EXERCISE PROMPT: Read through the records below and copy each line that uses the word "Aerosol".

-- Begin RECORDS SUPPLIED --

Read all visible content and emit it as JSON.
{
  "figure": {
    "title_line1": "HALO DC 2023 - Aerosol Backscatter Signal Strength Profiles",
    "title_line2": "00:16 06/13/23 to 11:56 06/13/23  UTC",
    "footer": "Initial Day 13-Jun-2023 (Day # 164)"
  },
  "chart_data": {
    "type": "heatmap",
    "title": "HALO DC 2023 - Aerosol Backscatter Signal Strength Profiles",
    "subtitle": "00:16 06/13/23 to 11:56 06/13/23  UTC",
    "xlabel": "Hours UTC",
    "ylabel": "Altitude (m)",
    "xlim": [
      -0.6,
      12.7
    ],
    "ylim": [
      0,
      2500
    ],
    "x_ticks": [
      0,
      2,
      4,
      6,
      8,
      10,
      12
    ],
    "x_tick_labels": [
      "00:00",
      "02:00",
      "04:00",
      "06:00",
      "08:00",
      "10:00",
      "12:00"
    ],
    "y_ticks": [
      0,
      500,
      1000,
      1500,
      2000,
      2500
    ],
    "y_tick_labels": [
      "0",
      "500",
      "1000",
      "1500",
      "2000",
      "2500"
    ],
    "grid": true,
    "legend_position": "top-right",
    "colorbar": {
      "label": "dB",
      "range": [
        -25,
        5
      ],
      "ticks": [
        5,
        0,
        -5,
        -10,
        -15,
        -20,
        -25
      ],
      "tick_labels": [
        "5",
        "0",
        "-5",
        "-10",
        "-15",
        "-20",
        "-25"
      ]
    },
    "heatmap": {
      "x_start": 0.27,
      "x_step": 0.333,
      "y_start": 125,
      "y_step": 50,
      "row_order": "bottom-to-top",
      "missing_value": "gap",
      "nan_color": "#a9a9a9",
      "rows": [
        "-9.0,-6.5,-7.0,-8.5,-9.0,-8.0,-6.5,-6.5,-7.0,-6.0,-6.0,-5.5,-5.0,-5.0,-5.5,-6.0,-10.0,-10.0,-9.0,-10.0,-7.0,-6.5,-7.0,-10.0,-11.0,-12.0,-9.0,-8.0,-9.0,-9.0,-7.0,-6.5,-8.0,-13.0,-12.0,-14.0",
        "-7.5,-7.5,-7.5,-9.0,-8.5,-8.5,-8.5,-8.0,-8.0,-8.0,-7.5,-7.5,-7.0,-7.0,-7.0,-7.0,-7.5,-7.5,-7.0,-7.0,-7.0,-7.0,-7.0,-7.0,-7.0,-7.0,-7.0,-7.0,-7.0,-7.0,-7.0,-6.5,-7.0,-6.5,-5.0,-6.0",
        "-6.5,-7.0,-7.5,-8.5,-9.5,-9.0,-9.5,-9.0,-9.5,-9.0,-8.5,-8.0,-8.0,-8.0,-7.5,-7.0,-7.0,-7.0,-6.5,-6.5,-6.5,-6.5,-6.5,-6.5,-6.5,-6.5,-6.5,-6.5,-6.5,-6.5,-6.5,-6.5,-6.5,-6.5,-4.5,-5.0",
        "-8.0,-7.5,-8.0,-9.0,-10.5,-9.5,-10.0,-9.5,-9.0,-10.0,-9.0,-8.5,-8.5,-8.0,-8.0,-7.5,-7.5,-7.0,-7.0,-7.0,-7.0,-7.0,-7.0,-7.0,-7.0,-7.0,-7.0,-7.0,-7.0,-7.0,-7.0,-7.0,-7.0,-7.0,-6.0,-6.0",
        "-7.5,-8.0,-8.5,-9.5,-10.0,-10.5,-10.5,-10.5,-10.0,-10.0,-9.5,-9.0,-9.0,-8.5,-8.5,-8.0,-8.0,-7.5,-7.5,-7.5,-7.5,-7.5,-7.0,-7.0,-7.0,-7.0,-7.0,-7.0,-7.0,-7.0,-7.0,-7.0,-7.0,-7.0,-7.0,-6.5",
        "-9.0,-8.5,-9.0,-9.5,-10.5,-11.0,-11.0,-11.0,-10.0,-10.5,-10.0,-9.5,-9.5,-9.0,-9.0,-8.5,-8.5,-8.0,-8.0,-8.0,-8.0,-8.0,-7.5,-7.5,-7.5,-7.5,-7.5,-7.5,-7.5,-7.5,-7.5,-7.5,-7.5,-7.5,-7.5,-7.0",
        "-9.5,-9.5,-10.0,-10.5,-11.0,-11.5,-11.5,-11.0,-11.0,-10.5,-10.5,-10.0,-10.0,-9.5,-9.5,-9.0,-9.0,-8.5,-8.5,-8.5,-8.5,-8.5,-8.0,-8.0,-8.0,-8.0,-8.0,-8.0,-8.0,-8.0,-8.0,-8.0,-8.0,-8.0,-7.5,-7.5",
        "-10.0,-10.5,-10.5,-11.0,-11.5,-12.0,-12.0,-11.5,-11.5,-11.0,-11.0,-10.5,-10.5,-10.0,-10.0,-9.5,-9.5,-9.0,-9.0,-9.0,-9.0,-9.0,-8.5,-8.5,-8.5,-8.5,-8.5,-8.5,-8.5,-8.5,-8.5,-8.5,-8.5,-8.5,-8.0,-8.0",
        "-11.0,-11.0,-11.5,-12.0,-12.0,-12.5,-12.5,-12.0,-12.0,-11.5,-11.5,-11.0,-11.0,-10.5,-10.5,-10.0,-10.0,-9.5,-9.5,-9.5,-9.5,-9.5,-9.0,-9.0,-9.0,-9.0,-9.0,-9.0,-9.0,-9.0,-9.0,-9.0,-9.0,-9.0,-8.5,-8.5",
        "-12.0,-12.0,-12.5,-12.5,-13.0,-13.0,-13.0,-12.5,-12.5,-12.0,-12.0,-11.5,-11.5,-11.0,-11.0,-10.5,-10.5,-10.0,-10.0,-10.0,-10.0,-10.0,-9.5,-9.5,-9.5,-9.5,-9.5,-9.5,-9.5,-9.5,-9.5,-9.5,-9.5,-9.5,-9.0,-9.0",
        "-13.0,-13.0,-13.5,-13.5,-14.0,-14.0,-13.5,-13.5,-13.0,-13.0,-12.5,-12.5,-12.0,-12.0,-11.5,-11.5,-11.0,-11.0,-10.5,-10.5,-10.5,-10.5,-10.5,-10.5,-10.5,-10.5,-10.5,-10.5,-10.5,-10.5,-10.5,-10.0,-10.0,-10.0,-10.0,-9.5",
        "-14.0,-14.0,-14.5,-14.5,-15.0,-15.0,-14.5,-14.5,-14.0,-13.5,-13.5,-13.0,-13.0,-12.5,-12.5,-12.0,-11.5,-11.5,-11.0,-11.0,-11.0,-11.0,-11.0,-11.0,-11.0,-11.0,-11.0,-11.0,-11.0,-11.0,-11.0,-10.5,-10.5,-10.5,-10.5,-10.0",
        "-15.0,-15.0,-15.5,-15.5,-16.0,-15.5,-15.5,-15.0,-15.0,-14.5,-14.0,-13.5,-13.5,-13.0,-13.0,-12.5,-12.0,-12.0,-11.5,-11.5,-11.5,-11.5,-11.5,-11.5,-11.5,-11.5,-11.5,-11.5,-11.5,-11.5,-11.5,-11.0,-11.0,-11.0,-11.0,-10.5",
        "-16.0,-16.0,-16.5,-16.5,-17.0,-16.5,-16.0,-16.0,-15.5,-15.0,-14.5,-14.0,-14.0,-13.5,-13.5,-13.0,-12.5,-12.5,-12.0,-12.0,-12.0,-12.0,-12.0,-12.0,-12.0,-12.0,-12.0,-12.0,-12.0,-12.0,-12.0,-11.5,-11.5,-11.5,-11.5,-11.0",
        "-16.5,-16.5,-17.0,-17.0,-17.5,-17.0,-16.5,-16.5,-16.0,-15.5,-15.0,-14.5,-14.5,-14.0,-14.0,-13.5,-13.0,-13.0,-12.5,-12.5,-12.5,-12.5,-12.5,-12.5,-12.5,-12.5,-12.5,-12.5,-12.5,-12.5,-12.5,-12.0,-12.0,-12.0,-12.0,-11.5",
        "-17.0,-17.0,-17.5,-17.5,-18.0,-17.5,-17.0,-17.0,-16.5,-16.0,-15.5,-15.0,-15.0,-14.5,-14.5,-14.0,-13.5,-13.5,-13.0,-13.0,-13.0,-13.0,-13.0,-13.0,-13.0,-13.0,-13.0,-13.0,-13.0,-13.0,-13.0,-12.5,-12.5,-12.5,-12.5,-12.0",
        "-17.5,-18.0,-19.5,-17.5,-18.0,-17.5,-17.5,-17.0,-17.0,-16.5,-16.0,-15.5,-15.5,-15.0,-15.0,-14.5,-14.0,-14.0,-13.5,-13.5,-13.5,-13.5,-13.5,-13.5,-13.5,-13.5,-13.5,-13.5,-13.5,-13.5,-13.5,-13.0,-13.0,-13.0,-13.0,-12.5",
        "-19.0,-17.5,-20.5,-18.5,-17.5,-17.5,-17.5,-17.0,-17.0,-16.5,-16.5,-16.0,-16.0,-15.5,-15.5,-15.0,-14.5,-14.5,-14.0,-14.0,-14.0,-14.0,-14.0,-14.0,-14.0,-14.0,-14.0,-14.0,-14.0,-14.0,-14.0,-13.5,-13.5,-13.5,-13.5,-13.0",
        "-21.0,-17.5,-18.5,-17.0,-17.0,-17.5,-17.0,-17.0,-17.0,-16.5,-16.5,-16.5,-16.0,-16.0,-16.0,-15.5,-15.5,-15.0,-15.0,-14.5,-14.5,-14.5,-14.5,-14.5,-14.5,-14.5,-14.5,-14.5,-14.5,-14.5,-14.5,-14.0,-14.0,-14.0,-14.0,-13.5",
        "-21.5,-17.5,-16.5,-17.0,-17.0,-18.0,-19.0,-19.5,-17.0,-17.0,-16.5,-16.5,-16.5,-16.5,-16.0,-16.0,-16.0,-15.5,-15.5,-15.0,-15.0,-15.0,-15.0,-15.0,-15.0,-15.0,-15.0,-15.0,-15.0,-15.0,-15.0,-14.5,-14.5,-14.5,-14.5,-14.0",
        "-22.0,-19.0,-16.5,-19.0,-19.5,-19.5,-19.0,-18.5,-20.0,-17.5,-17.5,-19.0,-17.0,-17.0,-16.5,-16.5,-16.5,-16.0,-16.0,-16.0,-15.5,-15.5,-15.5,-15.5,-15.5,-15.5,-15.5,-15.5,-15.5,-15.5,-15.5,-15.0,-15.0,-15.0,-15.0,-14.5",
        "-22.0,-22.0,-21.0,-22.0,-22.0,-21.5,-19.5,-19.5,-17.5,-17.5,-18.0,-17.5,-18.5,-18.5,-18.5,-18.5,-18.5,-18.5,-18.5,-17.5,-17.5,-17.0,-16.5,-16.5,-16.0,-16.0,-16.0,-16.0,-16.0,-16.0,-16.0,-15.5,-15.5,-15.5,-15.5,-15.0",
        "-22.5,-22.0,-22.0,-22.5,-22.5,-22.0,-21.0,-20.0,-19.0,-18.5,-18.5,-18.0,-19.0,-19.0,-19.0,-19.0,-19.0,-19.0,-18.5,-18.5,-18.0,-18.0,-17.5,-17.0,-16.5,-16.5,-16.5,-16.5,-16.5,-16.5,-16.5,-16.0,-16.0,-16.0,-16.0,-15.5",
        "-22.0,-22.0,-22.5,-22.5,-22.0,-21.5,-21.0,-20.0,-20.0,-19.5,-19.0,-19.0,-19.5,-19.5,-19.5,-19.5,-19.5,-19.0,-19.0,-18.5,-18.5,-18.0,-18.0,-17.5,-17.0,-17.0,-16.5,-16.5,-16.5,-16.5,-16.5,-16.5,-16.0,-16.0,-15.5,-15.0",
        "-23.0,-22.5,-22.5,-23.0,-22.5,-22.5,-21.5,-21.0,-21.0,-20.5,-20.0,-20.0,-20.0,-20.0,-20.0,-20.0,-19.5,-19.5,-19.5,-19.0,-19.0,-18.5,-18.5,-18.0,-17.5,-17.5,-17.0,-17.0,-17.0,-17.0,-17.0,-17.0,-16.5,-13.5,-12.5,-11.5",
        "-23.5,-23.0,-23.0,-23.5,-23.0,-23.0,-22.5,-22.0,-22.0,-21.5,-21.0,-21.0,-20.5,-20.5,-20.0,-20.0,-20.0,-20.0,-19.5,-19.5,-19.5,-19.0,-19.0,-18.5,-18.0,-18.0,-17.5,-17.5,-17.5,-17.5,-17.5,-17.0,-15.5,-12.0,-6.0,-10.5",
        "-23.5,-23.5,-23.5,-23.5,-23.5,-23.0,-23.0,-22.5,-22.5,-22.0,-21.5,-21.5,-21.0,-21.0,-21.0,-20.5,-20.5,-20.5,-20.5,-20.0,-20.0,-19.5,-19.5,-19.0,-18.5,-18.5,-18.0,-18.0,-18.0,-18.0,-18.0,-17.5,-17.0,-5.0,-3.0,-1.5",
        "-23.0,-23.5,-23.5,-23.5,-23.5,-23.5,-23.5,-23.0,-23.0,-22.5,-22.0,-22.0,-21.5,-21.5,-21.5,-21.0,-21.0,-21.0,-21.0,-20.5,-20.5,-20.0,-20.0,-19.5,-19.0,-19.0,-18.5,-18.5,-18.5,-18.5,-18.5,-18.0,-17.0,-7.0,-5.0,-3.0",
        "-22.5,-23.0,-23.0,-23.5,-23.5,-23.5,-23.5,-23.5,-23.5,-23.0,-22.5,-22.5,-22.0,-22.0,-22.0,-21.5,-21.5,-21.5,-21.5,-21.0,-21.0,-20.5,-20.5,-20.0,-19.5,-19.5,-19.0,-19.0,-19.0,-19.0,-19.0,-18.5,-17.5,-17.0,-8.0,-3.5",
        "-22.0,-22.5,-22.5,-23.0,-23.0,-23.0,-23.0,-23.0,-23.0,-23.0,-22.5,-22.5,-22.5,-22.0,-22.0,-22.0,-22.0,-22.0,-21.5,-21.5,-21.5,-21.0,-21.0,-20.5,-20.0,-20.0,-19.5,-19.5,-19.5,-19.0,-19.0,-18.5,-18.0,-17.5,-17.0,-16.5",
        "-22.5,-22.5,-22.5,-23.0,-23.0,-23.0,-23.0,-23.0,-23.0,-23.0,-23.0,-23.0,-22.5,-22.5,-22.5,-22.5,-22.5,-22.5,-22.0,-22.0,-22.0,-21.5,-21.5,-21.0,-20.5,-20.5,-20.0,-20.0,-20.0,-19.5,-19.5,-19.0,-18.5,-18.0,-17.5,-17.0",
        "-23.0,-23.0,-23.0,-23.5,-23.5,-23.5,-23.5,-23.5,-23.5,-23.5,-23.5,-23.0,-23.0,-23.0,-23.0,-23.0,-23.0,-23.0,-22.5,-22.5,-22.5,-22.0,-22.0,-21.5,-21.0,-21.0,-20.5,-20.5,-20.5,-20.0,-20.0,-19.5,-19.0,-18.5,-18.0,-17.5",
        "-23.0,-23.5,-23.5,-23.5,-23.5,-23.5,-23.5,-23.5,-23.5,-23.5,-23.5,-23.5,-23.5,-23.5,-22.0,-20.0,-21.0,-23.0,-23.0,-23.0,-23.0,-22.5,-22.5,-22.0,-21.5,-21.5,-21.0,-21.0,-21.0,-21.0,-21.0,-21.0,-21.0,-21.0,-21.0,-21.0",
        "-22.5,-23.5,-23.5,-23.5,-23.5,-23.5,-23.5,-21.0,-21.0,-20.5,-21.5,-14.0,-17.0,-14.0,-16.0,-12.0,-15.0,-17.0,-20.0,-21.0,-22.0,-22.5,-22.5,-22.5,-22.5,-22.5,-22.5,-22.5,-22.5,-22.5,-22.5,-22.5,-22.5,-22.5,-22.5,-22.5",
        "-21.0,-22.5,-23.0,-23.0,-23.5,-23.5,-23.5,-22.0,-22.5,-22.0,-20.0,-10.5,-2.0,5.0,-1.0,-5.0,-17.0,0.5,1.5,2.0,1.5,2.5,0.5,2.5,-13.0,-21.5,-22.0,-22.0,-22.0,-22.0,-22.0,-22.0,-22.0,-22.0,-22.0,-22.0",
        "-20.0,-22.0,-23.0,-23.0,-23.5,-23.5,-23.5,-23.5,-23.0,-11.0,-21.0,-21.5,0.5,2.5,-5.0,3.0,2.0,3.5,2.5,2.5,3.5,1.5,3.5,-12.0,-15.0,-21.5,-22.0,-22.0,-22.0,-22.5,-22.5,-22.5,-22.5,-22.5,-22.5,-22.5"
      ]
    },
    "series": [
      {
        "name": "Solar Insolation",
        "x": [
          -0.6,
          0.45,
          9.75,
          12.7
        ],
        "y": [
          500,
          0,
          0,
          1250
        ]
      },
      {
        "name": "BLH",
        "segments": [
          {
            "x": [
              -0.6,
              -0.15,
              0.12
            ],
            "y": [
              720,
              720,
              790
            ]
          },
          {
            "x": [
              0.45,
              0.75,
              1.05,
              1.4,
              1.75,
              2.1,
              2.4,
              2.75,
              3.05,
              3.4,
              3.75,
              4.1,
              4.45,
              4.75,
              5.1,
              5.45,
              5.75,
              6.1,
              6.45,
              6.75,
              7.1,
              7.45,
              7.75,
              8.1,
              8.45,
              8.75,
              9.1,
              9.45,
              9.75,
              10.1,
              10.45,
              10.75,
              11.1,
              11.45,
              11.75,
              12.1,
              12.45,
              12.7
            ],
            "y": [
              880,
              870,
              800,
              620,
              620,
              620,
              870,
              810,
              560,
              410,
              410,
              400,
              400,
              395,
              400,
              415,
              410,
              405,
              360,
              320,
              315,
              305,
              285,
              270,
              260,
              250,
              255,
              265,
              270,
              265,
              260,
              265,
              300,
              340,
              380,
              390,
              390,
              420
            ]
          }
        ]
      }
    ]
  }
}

-- End RECORDS SUPPLIED --

RESPONSE TO THE EXERCISE:
    "title_line1": "HALO DC 2023 - Aerosol Backscatter Signal Strength Profiles",
    "title": "HALO DC 2023 - Aerosol Backscatter Signal Strength Profiles",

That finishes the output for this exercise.